— Start of Data provided —

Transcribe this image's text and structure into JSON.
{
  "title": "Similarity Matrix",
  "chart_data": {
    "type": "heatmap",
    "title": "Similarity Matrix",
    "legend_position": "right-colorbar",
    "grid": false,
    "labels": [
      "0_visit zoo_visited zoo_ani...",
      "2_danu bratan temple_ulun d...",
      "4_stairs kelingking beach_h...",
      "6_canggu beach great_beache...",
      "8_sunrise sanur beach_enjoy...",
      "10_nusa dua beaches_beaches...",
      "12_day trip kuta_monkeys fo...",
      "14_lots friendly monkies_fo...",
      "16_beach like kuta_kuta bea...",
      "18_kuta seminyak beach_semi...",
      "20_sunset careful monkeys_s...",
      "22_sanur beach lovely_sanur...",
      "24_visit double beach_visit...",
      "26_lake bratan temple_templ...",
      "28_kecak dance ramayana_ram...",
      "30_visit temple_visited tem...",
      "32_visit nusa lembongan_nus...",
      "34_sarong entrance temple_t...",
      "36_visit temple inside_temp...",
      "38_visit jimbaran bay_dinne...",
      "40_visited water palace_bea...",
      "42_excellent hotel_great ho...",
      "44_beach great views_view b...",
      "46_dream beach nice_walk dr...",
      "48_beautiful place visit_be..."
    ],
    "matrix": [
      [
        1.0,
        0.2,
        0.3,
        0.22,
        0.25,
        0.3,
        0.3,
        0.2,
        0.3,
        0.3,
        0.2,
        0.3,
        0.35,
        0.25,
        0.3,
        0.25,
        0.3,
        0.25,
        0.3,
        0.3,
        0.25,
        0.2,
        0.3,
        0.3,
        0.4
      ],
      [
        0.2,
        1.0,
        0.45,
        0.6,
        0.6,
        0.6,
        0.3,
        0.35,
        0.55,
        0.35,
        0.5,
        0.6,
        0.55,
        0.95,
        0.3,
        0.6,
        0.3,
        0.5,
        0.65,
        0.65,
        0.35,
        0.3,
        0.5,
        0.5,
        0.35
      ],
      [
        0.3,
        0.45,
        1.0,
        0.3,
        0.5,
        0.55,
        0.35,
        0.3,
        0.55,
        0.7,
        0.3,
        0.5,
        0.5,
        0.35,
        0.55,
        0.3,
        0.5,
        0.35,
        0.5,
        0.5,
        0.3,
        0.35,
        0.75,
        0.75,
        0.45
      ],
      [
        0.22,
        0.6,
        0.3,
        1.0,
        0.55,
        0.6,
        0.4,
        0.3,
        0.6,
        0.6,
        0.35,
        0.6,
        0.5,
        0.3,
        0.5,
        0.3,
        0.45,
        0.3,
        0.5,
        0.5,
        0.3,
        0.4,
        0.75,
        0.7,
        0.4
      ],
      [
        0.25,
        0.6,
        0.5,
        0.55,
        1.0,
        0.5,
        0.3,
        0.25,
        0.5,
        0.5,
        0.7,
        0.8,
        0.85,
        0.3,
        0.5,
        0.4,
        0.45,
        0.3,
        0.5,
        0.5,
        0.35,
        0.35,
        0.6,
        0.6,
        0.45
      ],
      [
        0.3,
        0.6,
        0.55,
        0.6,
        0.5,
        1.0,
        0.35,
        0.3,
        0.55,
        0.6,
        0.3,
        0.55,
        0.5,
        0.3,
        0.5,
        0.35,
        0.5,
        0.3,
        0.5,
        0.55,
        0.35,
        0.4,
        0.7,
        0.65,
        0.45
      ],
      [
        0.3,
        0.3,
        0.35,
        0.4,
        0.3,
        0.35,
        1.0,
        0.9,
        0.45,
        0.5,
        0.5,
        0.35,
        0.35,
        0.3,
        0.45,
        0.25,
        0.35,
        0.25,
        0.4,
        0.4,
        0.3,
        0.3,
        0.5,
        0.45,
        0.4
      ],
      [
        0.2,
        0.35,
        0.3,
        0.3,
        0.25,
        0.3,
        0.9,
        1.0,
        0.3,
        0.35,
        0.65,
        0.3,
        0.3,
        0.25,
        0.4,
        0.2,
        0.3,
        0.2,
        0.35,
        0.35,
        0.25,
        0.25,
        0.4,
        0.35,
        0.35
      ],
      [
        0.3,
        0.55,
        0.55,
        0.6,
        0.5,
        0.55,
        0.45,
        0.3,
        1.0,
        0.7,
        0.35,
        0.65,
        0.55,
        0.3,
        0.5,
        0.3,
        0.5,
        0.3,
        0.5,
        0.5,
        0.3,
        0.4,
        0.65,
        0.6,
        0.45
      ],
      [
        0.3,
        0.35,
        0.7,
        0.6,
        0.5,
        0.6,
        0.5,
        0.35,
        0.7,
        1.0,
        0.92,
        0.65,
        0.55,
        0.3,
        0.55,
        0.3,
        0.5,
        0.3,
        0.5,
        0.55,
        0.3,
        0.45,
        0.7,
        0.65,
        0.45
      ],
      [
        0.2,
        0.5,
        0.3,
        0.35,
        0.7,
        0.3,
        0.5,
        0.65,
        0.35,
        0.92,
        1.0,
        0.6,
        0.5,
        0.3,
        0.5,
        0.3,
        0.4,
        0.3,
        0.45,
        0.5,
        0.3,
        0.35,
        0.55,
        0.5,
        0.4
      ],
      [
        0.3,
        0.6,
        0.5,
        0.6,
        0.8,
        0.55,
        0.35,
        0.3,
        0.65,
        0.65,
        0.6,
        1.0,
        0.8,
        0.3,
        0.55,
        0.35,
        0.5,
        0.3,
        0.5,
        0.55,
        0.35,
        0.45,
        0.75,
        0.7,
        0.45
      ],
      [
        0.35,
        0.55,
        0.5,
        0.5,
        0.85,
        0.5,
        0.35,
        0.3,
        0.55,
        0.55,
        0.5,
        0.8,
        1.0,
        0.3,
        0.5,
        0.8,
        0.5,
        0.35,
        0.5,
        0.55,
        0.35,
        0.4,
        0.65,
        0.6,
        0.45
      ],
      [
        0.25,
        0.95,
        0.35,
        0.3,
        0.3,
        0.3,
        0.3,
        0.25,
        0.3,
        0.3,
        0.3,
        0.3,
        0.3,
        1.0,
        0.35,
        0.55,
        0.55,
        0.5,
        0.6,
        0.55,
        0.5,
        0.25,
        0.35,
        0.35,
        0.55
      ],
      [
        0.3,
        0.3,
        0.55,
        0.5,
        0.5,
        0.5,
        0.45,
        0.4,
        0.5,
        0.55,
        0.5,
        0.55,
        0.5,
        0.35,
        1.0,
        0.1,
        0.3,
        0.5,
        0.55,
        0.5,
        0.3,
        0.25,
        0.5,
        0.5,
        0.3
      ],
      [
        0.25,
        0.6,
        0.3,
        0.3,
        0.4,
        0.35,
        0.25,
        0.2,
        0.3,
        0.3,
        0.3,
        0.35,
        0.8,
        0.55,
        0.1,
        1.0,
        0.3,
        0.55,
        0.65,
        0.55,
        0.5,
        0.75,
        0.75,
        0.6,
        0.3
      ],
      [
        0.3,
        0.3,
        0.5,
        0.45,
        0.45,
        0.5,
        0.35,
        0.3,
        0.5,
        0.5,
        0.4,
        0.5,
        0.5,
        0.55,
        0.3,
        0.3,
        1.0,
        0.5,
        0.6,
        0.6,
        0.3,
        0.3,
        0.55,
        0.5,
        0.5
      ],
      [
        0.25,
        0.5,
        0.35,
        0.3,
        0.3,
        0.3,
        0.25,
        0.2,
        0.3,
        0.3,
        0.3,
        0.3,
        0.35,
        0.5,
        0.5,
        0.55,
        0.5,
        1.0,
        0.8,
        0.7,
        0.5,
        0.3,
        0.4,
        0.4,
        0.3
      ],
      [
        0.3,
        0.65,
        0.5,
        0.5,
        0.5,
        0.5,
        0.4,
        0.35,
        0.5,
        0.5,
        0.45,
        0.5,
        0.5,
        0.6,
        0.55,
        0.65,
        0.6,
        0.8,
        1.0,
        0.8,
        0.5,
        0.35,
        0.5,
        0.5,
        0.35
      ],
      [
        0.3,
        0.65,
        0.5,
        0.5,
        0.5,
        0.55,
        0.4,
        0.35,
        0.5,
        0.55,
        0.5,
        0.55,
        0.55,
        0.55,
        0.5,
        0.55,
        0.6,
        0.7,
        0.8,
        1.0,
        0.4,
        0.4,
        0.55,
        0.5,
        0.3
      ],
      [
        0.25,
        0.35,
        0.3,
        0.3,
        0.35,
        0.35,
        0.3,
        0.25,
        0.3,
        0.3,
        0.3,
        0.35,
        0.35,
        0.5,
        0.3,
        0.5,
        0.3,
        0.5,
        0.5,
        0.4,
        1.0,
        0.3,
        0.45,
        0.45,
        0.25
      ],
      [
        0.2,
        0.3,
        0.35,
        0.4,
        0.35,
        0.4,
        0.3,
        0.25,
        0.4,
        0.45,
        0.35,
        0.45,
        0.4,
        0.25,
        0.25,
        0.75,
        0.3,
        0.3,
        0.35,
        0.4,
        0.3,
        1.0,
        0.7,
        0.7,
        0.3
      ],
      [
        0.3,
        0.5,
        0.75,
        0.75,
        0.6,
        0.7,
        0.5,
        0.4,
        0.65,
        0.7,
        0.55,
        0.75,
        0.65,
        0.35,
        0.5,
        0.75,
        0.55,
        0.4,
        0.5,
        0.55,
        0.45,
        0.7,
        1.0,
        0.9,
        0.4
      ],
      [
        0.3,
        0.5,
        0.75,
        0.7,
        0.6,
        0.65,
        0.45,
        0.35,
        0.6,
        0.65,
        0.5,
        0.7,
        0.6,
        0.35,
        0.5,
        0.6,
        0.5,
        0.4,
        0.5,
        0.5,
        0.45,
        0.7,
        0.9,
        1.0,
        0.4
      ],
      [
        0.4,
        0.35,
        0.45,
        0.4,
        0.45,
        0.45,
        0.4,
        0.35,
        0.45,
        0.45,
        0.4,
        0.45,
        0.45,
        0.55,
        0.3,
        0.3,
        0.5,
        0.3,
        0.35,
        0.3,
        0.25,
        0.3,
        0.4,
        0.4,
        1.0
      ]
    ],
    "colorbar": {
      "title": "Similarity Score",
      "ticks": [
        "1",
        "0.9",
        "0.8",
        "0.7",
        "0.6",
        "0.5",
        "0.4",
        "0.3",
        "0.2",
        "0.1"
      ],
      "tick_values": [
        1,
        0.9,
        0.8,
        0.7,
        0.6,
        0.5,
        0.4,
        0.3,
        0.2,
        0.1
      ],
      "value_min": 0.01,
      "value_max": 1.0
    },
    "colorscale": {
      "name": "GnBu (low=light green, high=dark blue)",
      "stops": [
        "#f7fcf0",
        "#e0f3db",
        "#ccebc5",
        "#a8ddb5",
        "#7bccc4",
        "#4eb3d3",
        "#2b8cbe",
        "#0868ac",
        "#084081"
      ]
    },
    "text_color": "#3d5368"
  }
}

— End of Data provided —

Task brief> Write down the number of lines where the word "colorbar" appears, and nothing further.

Finished answer> 2